▸ **What to produce**: Identify the lines that contain the string "here" and copy all of them.

▸ **Records to use**:

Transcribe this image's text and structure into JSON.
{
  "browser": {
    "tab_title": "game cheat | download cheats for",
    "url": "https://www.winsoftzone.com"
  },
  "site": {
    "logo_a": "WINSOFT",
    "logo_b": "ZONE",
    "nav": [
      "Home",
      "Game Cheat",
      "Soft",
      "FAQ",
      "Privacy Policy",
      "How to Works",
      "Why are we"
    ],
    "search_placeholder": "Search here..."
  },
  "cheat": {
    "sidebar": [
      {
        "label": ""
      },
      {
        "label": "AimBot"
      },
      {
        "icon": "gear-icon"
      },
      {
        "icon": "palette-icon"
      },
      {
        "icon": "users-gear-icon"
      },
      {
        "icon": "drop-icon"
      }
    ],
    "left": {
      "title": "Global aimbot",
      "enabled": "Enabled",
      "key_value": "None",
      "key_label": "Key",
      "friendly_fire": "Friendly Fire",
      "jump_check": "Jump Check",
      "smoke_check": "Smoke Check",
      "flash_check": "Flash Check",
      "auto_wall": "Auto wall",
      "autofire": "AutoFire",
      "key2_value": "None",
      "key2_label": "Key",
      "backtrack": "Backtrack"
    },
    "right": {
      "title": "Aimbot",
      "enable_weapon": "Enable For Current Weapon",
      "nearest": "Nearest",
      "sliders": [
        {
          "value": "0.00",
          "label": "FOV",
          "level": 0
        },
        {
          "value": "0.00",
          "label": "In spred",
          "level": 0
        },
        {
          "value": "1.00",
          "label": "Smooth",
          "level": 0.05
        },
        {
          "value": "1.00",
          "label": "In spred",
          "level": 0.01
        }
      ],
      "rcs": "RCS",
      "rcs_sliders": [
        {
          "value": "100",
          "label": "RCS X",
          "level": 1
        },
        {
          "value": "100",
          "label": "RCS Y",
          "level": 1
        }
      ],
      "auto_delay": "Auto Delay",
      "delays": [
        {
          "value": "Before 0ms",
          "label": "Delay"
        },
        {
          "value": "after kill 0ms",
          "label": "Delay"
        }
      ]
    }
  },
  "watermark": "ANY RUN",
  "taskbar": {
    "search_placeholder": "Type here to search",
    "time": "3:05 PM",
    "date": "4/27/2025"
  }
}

▸ **Answer below**:
    "search_placeholder": "Search here..."
    "search_placeholder": "Type here to search",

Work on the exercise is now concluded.